*THE PROBLEM*:
Go through the listing and copy every line word for word.

*RECORDS FOR THIS EXERCISE*:
........
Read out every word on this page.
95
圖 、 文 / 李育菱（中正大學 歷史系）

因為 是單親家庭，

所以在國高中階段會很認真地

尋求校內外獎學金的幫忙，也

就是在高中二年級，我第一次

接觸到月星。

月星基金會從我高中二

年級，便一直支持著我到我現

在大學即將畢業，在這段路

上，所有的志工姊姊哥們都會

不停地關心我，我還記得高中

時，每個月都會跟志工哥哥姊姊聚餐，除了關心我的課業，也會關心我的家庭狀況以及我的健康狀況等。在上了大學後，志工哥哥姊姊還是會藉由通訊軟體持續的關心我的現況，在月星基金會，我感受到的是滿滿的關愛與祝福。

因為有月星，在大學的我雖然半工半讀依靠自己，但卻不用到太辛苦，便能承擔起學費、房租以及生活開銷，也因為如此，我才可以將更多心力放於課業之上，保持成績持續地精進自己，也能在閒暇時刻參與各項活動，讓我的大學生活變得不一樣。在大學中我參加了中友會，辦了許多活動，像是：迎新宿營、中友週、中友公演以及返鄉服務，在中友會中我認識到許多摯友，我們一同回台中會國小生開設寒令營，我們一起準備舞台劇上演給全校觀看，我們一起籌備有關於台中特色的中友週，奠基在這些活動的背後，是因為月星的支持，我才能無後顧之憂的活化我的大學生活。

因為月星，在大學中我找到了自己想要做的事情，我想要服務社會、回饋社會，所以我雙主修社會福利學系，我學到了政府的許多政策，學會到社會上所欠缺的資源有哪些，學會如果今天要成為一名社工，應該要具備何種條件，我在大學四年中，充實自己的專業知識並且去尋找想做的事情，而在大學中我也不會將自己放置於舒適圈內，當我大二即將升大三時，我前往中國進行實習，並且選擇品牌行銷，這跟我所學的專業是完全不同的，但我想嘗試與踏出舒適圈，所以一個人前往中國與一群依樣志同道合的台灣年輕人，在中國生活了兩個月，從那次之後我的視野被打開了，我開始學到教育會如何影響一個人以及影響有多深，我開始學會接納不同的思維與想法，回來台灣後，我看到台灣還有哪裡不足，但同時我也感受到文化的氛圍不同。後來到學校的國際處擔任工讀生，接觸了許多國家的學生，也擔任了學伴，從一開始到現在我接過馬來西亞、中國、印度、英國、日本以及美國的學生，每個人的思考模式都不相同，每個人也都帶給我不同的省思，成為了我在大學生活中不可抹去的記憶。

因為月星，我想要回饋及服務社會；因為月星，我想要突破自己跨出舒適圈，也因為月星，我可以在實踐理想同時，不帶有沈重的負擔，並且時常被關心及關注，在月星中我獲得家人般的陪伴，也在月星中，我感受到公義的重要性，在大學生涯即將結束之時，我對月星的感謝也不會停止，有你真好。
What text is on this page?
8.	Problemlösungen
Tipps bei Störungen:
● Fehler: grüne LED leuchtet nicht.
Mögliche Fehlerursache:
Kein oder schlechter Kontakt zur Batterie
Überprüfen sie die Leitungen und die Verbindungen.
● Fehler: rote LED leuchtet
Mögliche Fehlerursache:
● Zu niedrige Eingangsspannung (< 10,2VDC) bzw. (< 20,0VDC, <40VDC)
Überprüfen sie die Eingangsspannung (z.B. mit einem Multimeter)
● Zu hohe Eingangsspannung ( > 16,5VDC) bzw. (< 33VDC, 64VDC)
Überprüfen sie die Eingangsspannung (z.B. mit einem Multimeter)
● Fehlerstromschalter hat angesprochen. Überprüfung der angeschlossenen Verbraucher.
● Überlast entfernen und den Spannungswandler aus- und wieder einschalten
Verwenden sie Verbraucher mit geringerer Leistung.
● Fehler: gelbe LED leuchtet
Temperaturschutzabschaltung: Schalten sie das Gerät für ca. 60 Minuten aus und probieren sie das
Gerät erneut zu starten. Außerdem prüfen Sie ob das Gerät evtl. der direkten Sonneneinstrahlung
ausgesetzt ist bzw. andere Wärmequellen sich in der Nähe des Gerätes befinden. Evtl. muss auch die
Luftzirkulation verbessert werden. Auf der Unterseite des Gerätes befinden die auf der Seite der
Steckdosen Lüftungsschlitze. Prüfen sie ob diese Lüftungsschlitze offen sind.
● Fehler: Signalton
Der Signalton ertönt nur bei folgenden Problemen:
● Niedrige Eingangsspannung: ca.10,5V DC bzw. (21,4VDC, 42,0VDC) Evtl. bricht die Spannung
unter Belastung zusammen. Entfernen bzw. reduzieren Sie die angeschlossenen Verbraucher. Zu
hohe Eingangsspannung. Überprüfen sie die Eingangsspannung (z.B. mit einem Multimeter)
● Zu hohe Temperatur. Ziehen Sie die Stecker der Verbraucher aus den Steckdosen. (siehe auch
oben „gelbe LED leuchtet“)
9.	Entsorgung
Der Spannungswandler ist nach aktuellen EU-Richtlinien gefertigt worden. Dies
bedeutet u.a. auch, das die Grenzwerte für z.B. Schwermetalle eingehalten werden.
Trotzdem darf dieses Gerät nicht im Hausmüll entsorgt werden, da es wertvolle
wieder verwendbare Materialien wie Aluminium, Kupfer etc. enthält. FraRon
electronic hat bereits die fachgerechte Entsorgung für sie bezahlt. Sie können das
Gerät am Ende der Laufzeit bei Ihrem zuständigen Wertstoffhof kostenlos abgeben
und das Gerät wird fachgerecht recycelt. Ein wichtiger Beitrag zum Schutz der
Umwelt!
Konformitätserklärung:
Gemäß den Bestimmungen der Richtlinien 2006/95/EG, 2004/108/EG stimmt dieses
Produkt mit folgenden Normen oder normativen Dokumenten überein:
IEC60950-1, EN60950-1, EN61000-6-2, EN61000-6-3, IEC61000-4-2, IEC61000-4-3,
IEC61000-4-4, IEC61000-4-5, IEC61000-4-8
........
*THE RESULT*:
Read out every word on this page.
95
圖 、 文 / 李育菱（中正大學 歷史系）

因為 是單親家庭，

所以在國高中階段會很認真地

尋求校內外獎學金的幫忙，也

就是在高中二年級，我第一次

接觸到月星。

月星基金會從我高中二

年級，便一直支持著我到我現

在大學即將畢業，在這段路

上，所有的志工姊姊哥們都會

不停地關心我，我還記得高中

時，每個月都會跟志工哥哥姊姊聚餐，除了關心我的課業，也會關心我的家庭狀況以及我的健康狀況等。在上了大學後，志工哥哥姊姊還是會藉由通訊軟體持續的關心我的現況，在月星基金會，我感受到的是滿滿的關愛與祝福。

因為有月星，在大學的我雖然半工半讀依靠自己，但卻不用到太辛苦，便能承擔起學費、房租以及生活開銷，也因為如此，我才可以將更多心力放於課業之上，保持成績持續地精進自己，也能在閒暇時刻參與各項活動，讓我的大學生活變得不一樣。在大學中我參加了中友會，辦了許多活動，像是：迎新宿營、中友週、中友公演以及返鄉服務，在中友會中我認識到許多摯友，我們一同回台中會國小生開設寒令營，我們一起準備舞台劇上演給全校觀看，我們一起籌備有關於台中特色的中友週，奠基在這些活動的背後，是因為月星的支持，我才能無後顧之憂的活化我的大學生活。

因為月星，在大學中我找到了自己想要做的事情，我想要服務社會、回饋社會，所以我雙主修社會福利學系，我學到了政府的許多政策，學會到社會上所欠缺的資源有哪些，學會如果今天要成為一名社工，應該要具備何種條件，我在大學四年中，充實自己的專業知識並且去尋找想做的事情，而在大學中我也不會將自己放置於舒適圈內，當我大二即將升大三時，我前往中國進行實習，並且選擇品牌行銷，這跟我所學的專業是完全不同的，但我想嘗試與踏出舒適圈，所以一個人前往中國與一群依樣志同道合的台灣年輕人，在中國生活了兩個月，從那次之後我的視野被打開了，我開始學到教育會如何影響一個人以及影響有多深，我開始學會接納不同的思維與想法，回來台灣後，我看到台灣還有哪裡不足，但同時我也感受到文化的氛圍不同。後來到學校的國際處擔任工讀生，接觸了許多國家的學生，也擔任了學伴，從一開始到現在我接過馬來西亞、中國、印度、英國、日本以及美國的學生，每個人的思考模式都不相同，每個人也都帶給我不同的省思，成為了我在大學生活中不可抹去的記憶。

因為月星，我想要回饋及服務社會；因為月星，我想要突破自己跨出舒適圈，也因為月星，我可以在實踐理想同時，不帶有沈重的負擔，並且時常被關心及關注，在月星中我獲得家人般的陪伴，也在月星中，我感受到公義的重要性，在大學生涯即將結束之時，我對月星的感謝也不會停止，有你真好。
What text is on this page?
8.	Problemlösungen
Tipps bei Störungen:
● Fehler: grüne LED leuchtet nicht.
Mögliche Fehlerursache:
Kein oder schlechter Kontakt zur Batterie
Überprüfen sie die Leitungen und die Verbindungen.
● Fehler: rote LED leuchtet
Mögliche Fehlerursache:
● Zu niedrige Eingangsspannung (< 10,2VDC) bzw. (< 20,0VDC, <40VDC)
Überprüfen sie die Eingangsspannung (z.B. mit einem Multimeter)
● Zu hohe Eingangsspannung ( > 16,5VDC) bzw. (< 33VDC, 64VDC)
Überprüfen sie die Eingangsspannung (z.B. mit einem Multimeter)
● Fehlerstromschalter hat angesprochen. Überprüfung der angeschlossenen Verbraucher.
● Überlast entfernen und den Spannungswandler aus- und wieder einschalten
Verwenden sie Verbraucher mit geringerer Leistung.
● Fehler: gelbe LED leuchtet
Temperaturschutzabschaltung: Schalten sie das Gerät für ca. 60 Minuten aus und probieren sie das
Gerät erneut zu starten. Außerdem prüfen Sie ob das Gerät evtl. der direkten Sonneneinstrahlung
ausgesetzt ist bzw. andere Wärmequellen sich in der Nähe des Gerätes befinden. Evtl. muss auch die
Luftzirkulation verbessert werden. Auf der Unterseite des Gerätes befinden die auf der Seite der
Steckdosen Lüftungsschlitze. Prüfen sie ob diese Lüftungsschlitze offen sind.
● Fehler: Signalton
Der Signalton ertönt nur bei folgenden Problemen:
● Niedrige Eingangsspannung: ca.10,5V DC bzw. (21,4VDC, 42,0VDC) Evtl. bricht die Spannung
unter Belastung zusammen. Entfernen bzw. reduzieren Sie die angeschlossenen Verbraucher. Zu
hohe Eingangsspannung. Überprüfen sie die Eingangsspannung (z.B. mit einem Multimeter)
● Zu hohe Temperatur. Ziehen Sie die Stecker der Verbraucher aus den Steckdosen. (siehe auch
oben „gelbe LED leuchtet“)
9.	Entsorgung
Der Spannungswandler ist nach aktuellen EU-Richtlinien gefertigt worden. Dies
bedeutet u.a. auch, das die Grenzwerte für z.B. Schwermetalle eingehalten werden.
Trotzdem darf dieses Gerät nicht im Hausmüll entsorgt werden, da es wertvolle
wieder verwendbare Materialien wie Aluminium, Kupfer etc. enthält. FraRon
electronic hat bereits die fachgerechte Entsorgung für sie bezahlt. Sie können das
Gerät am Ende der Laufzeit bei Ihrem zuständigen Wertstoffhof kostenlos abgeben
und das Gerät wird fachgerecht recycelt. Ein wichtiger Beitrag zum Schutz der
Umwelt!
Konformitätserklärung:
Gemäß den Bestimmungen der Richtlinien 2006/95/EG, 2004/108/EG stimmt dieses
Produkt mit folgenden Normen oder normativen Dokumenten überein:
IEC60950-1, EN60950-1, EN61000-6-2, EN61000-6-3, IEC61000-4-2, IEC61000-4-3,
IEC61000-4-4, IEC61000-4-5, IEC61000-4-8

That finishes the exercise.